● Given request
Reproduce every record exactly as it appears, but not the pictures.

● Records supplied

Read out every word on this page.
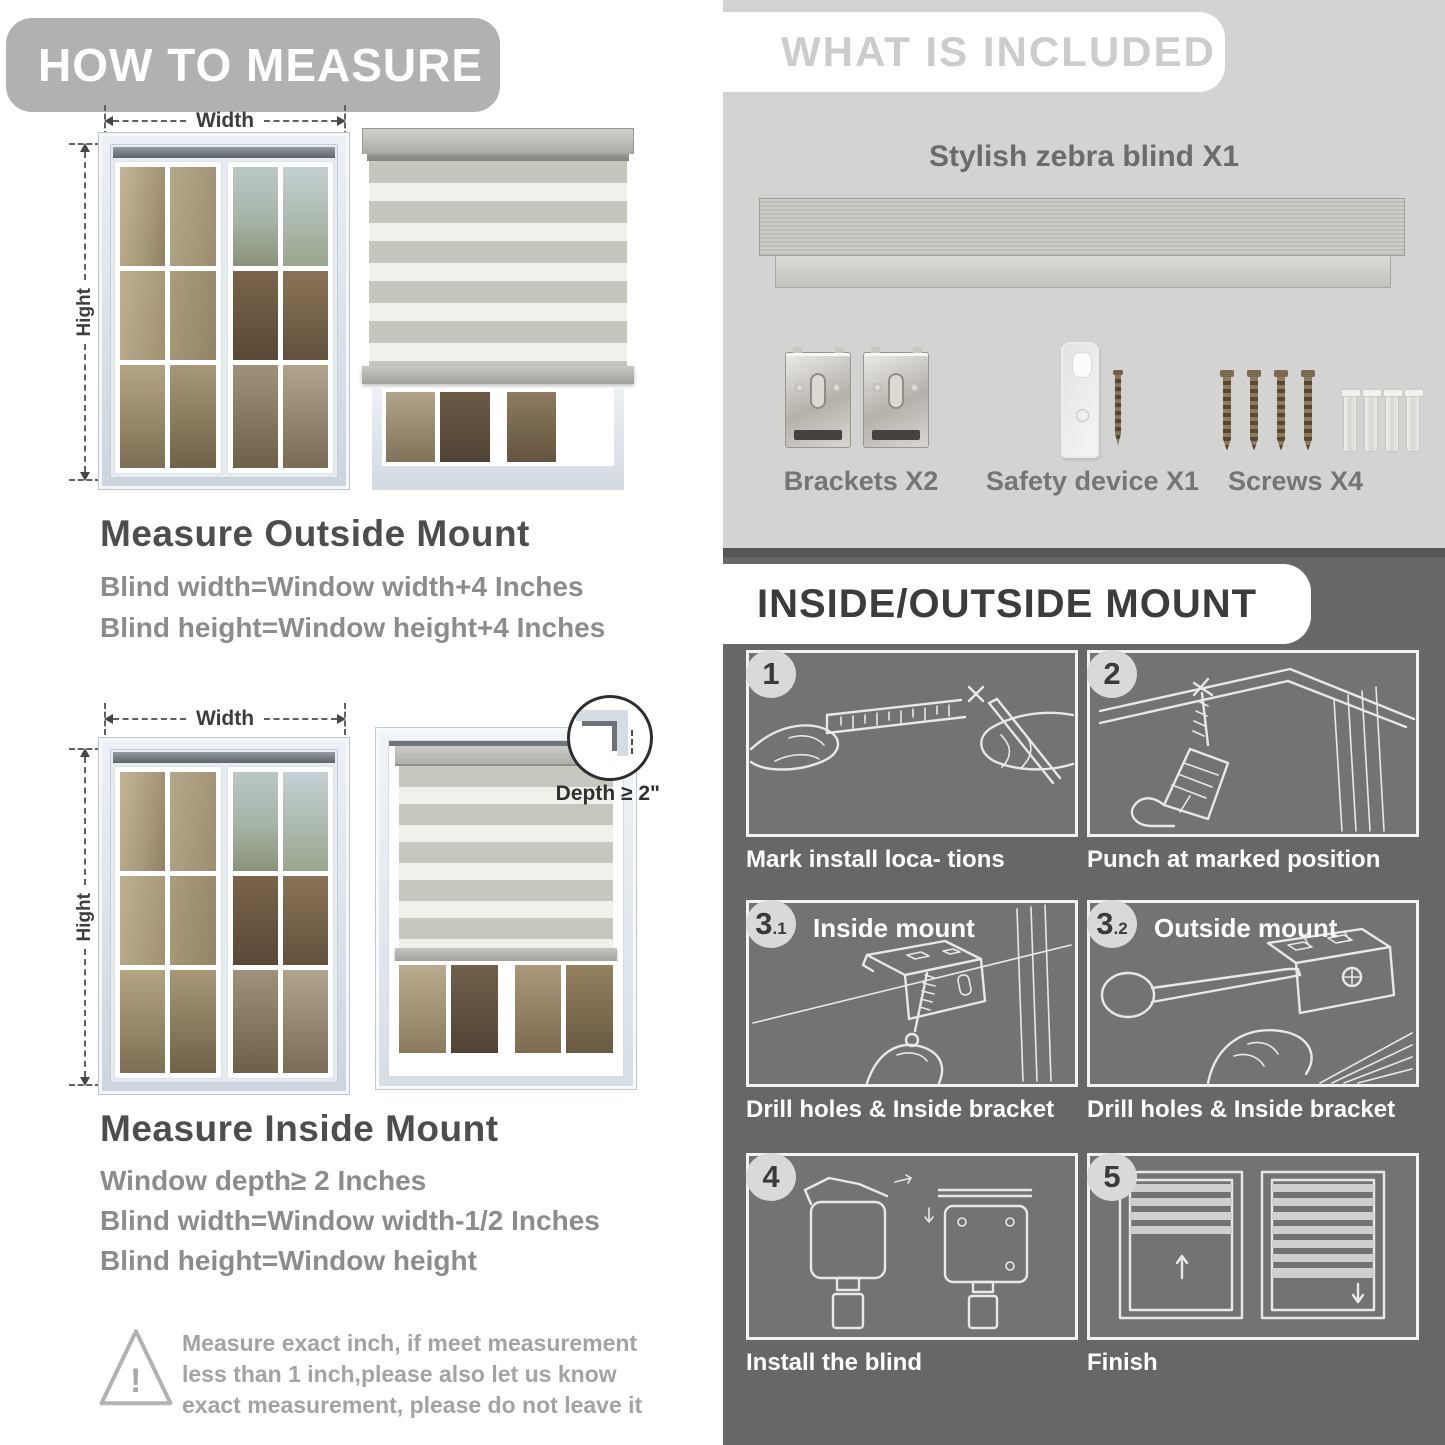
HOW TO MEASURE
Width
Hight
Measure Outside Mount
Blind width=Window width+4 Inches
Blind height=Window height+4 Inches
Width
Hight
Depth ≥ 2"
Measure Inside Mount
Window depth≥ 2 Inches
Blind width=Window width-1/2 Inches
Blind height=Window height
!
Measure exact inch, if meet measurement less than 1 inch,please also let us know exact measurement, please do not leave it
WHAT IS INCLUDED
Stylish zebra blind X1
Brackets X2	Safety device X1	Screws X4
INSIDE/OUTSIDE MOUNT
1
Mark install loca- tions
2
Punch at marked position
3 .1 Inside mount
Drill holes & Inside bracket
3 .2 Outside mount
Drill holes & Inside bracket
4
Install the blind
5
Finish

● Written response
Read out every word on this page.
HOW TO MEASURE
Width
Hight
Measure Outside Mount
Blind width=Window width+4 Inches
Blind height=Window height+4 Inches
Width
Hight
Depth ≥ 2"
Measure Inside Mount
Window depth≥ 2 Inches
Blind width=Window width-1/2 Inches
Blind height=Window height
!
Measure exact inch, if meet measurement less than 1 inch,please also let us know exact measurement, please do not leave it
WHAT IS INCLUDED
Stylish zebra blind X1
Brackets X2	Safety device X1	Screws X4
INSIDE/OUTSIDE MOUNT
1
Mark install loca- tions
2
Punch at marked position
3 .1 Inside mount
Drill holes & Inside bracket
3 .2 Outside mount
Drill holes & Inside bracket
4
Install the blind
5
Finish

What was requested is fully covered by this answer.